Problem requirements =>
Below are the records; reproduce all of them exactly but without any images.

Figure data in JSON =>
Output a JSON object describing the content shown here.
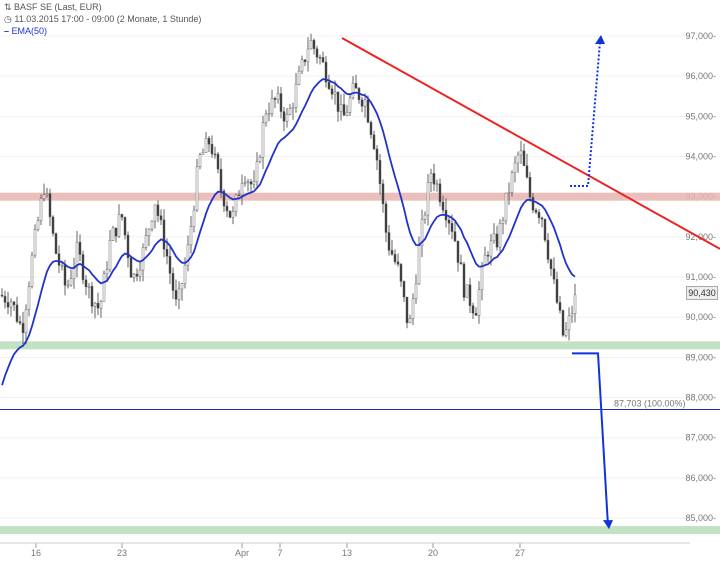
{
  "header": {
    "instrument": "BASF SE (Last, EUR)",
    "period": "11.03.2015 17:00 - 09:00 (2 Monate, 1 Stunde)",
    "indicator": "EMA(50)"
  },
  "last_price_label": "90,430",
  "reference_label": "87,703 (100.00%)",
  "colors": {
    "ema": "#2233cc",
    "trendline": "#ee2222",
    "resistance": "#e8b4b0",
    "support": "#b8dcb8",
    "candle": "#666666",
    "arrow": "#1133dd"
  },
  "chart_data": {
    "type": "candlestick",
    "title": "",
    "ylim": [
      84500,
      97400
    ],
    "y_ticks": [
      "97,000",
      "96,000",
      "95,000",
      "94,000",
      "93,000",
      "92,000",
      "91,000",
      "90,000",
      "89,000",
      "88,000",
      "87,000",
      "86,000",
      "85,000"
    ],
    "x_ticks": [
      "16",
      "23",
      "Apr",
      "7",
      "13",
      "20",
      "27"
    ],
    "closes": [
      90552,
      90426,
      89679,
      91671,
      93290,
      91671,
      90675,
      91671,
      90675,
      90177,
      91920,
      92543,
      90924,
      91671,
      92916,
      91671,
      90177,
      91671,
      93912,
      94410,
      93165,
      92418,
      93663,
      93165,
      95157,
      95406,
      94908,
      95904,
      96900,
      96402,
      95780,
      94908,
      95655,
      95406,
      94161,
      91920,
      91173,
      89679,
      91920,
      93663,
      92916,
      92169,
      90675,
      90177,
      91671,
      91920,
      93165,
      94161,
      92916,
      92543,
      90924,
      89430,
      90430
    ],
    "last": 90430,
    "ema_period": 50,
    "reference_level": 87703,
    "resistance_band": 93000,
    "support_bands": [
      89300,
      84700
    ],
    "trendline": {
      "from": 96950,
      "to": 91700
    },
    "projection_target_down": 84800,
    "projection_target_up": 97000
  }
}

Complete output =>
Output a JSON object describing the content shown here.
{
  "header": {
    "instrument": "BASF SE (Last, EUR)",
    "period": "11.03.2015 17:00 - 09:00 (2 Monate, 1 Stunde)",
    "indicator": "EMA(50)"
  },
  "last_price_label": "90,430",
  "reference_label": "87,703 (100.00%)",
  "colors": {
    "ema": "#2233cc",
    "trendline": "#ee2222",
    "resistance": "#e8b4b0",
    "support": "#b8dcb8",
    "candle": "#666666",
    "arrow": "#1133dd"
  },
  "chart_data": {
    "type": "candlestick",
    "title": "",
    "ylim": [
      84500,
      97400
    ],
    "y_ticks": [
      "97,000",
      "96,000",
      "95,000",
      "94,000",
      "93,000",
      "92,000",
      "91,000",
      "90,000",
      "89,000",
      "88,000",
      "87,000",
      "86,000",
      "85,000"
    ],
    "x_ticks": [
      "16",
      "23",
      "Apr",
      "7",
      "13",
      "20",
      "27"
    ],
    "closes": [
      90552,
      90426,
      89679,
      91671,
      93290,
      91671,
      90675,
      91671,
      90675,
      90177,
      91920,
      92543,
      90924,
      91671,
      92916,
      91671,
      90177,
      91671,
      93912,
      94410,
      93165,
      92418,
      93663,
      93165,
      95157,
      95406,
      94908,
      95904,
      96900,
      96402,
      95780,
      94908,
      95655,
      95406,
      94161,
      91920,
      91173,
      89679,
      91920,
      93663,
      92916,
      92169,
      90675,
      90177,
      91671,
      91920,
      93165,
      94161,
      92916,
      92543,
      90924,
      89430,
      90430
    ],
    "last": 90430,
    "ema_period": 50,
    "reference_level": 87703,
    "resistance_band": 93000,
    "support_bands": [
      89300,
      84700
    ],
    "trendline": {
      "from": 96950,
      "to": 91700
    },
    "projection_target_down": 84800,
    "projection_target_up": 97000
  }
}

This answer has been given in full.